— Required task —
Lift out all lines below that contain "Possession".
------------------------------------------------------------
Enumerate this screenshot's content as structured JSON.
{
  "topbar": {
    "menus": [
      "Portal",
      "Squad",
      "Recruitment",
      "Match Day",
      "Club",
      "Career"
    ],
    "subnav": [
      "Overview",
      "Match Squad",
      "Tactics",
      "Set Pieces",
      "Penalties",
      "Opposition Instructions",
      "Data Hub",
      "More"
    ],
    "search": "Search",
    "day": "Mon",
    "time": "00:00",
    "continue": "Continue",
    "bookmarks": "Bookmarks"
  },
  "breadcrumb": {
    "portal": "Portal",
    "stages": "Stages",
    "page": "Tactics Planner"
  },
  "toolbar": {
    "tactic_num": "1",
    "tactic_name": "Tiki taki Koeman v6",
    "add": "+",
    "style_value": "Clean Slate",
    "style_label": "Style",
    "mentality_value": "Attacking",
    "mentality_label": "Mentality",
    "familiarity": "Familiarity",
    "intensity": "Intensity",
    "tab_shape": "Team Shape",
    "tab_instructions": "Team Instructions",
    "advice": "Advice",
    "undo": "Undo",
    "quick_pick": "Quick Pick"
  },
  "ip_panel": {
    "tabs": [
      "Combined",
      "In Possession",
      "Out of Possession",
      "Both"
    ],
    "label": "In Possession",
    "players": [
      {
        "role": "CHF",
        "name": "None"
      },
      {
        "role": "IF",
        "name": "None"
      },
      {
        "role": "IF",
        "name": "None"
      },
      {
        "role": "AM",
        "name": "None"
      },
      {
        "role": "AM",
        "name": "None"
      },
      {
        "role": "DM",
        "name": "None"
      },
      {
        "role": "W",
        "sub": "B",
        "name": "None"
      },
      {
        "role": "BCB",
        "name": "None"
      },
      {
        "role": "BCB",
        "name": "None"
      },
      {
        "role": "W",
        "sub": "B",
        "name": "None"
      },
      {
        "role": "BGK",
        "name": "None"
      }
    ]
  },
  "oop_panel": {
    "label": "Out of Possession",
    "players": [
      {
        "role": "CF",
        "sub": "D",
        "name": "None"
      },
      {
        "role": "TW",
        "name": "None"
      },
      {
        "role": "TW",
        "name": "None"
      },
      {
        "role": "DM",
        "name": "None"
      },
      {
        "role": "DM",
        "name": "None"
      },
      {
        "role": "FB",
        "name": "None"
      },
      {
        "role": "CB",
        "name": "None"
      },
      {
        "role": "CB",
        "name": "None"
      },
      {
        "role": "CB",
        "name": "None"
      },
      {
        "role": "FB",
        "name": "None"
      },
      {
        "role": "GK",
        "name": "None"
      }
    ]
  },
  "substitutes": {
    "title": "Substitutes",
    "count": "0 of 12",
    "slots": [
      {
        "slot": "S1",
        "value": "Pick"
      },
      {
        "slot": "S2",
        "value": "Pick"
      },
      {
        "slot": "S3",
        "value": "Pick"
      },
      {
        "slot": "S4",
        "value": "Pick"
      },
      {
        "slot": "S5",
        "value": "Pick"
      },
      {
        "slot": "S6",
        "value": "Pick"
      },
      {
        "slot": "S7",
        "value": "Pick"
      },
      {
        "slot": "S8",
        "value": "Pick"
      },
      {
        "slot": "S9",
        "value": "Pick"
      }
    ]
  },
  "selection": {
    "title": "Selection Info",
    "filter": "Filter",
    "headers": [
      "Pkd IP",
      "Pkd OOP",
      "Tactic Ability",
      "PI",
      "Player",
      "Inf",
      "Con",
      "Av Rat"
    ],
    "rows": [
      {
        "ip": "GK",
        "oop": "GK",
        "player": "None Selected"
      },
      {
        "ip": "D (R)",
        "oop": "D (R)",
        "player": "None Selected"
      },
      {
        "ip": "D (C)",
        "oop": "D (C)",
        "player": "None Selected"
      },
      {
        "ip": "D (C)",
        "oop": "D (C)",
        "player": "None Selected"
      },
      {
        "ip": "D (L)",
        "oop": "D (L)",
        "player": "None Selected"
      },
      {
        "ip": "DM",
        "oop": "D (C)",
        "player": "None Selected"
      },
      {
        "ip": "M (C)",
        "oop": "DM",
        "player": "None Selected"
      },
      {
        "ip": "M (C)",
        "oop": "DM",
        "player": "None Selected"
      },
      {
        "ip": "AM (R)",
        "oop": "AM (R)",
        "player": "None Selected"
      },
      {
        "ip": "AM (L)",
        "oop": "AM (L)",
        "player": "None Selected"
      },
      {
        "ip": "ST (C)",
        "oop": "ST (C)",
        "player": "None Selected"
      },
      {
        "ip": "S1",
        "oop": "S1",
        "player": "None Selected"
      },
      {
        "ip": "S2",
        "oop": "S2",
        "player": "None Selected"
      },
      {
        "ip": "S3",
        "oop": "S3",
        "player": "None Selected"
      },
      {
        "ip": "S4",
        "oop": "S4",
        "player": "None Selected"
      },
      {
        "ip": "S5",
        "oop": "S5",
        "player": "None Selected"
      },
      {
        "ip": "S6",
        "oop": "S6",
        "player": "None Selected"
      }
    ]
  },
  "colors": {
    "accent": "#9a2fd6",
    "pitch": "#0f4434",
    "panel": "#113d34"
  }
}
------------------------------------------------------------
— Finished answer —
      "In Possession",
      "Out of Possession",
    "label": "In Possession",
    "label": "Out of Possession",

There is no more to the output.